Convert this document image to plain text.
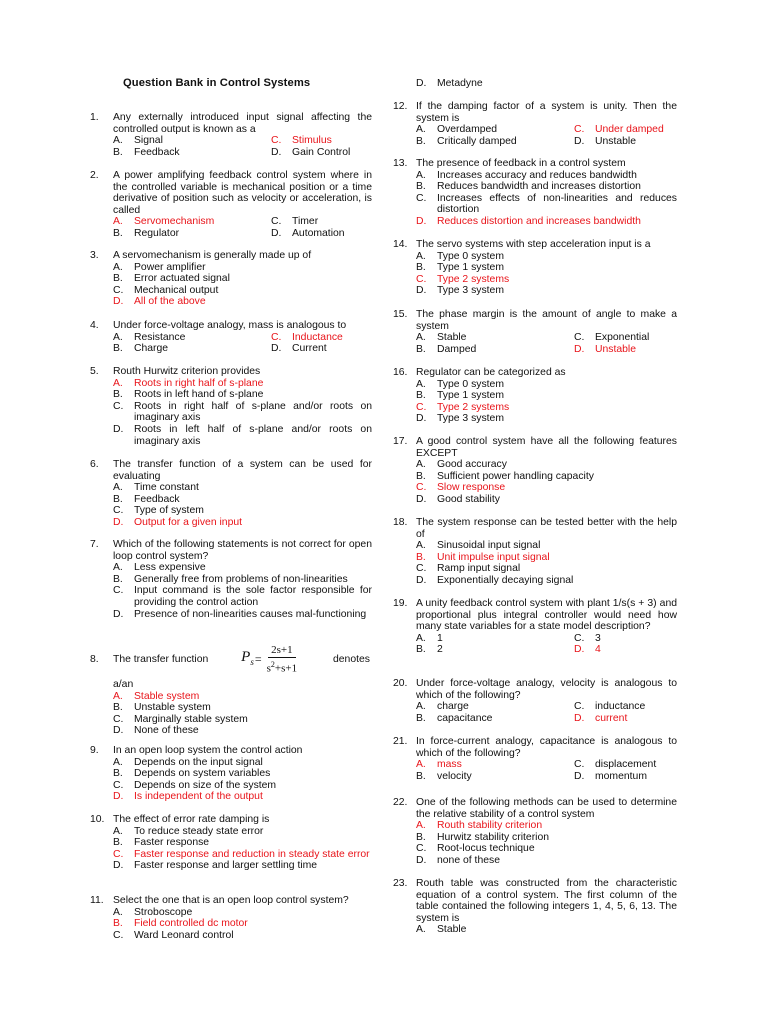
Question Bank in Control Systems
1.	Any externally introduced input signal affecting the controlled output is known as a
A.	Signal	C.	Stimulus
B.	Feedback	D.	Gain Control
2.	A power amplifying feedback control system where in the controlled variable is mechanical position or a time derivative of position such as velocity or acceleration, is called
A.	Servomechanism	C.	Timer
B.	Regulator	D.	Automation
3.	A servomechanism is generally made up of
A.	Power amplifier
B.	Error actuated signal
C.	Mechanical output
D.	All of the above
4.	Under force-voltage analogy, mass is analogous to
A.	Resistance	C.	Inductance
B.	Charge	D.	Current
5.	Routh Hurwitz criterion provides
A.	Roots in right half of s-plane
B.	Roots in left hand of s-plane
C.	Roots in right half of s-plane and/or roots on imaginary axis
D.	Roots in left half of s-plane and/or roots on imaginary axis
6.	The transfer function of a system can be used for evaluating
A.	Time constant
B.	Feedback
C.	Type of system
D.	Output for a given input
7.	Which of the following statements is not correct for open loop control system?
A.	Less expensive
B.	Generally free from problems of non-linearities
C.	Input command is the sole factor responsible for providing the control action
D.	Presence of non-linearities causes mal-functioning
8.	The transfer function $P_s = \frac{2s+1}{s^2+s+1}$	denotes
a/an
A.	Stable system
B.	Unstable system
C.	Marginally stable system
D.	None of these
9.	In an open loop system the control action
A.	Depends on the input signal
B.	Depends on system variables
C.	Depends on size of the system
D.	Is independent of the output
10. The effect of error rate damping is
A.	To reduce steady state error
B.	Faster response
C.	Faster response and reduction in steady state error
D.	Faster response and larger settling time
11. Select the one that is an open loop control system?
A.	Stroboscope
B.	Field controlled dc motor
C.	Ward Leonard control
D.	Metadyne
12. If the damping factor of a system is unity. Then the system is
A.	Overdamped	C.	Under damped
B.	Critically damped	D.	Unstable
13. The presence of feedback in a control system
A.	Increases accuracy and reduces bandwidth
B.	Reduces bandwidth and increases distortion
C.	Increases effects of non-linearities and reduces distortion
D.	Reduces distortion and increases bandwidth
14. The servo systems with step acceleration input is a
A.	Type 0 system
B.	Type 1 system
C.	Type 2 systems
D.	Type 3 system
15. The phase margin is the amount of angle to make a system
A.	Stable	C.	Exponential
B.	Damped	D.	Unstable
16. Regulator can be categorized as
A.	Type 0 system
B.	Type 1 system
C.	Type 2 systems
D.	Type 3 system
17. A good control system have all the following features EXCEPT
A.	Good accuracy
B.	Sufficient power handling capacity
C.	Slow response
D.	Good stability
18. The system response can be tested better with the help of
A.	Sinusoidal input signal
B.	Unit impulse input signal
C.	Ramp input signal
D.	Exponentially decaying signal
19. A unity feedback control system with plant 1/s(s + 3) and proportional plus integral controller would need how many state variables for a state model description?
A.	1	C.	3
B.	2	D.	4
20. Under force-voltage analogy, velocity is analogous to which of the following?
A.	charge	C.	inductance
B.	capacitance	D.	current
21. In force-current analogy, capacitance is analogous to which of the following?
A.	mass	C.	displacement
B.	velocity	D.	momentum
22. One of the following methods can be used to determine the relative stability of a control system
A.	Routh stability criterion
B.	Hurwitz stability criterion
C.	Root-locus technique
D.	none of these
23. Routh table was constructed from the characteristic equation of a control system. The first column of the table contained the following integers 1, 4, 5, 6, 13. The system is
A.	Stable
# # # #
Gather from the records above every line containing the string "accuracy".

RESULT OF THIS TASK
A.	Increases accuracy and reduces bandwidth
A.	Good accuracy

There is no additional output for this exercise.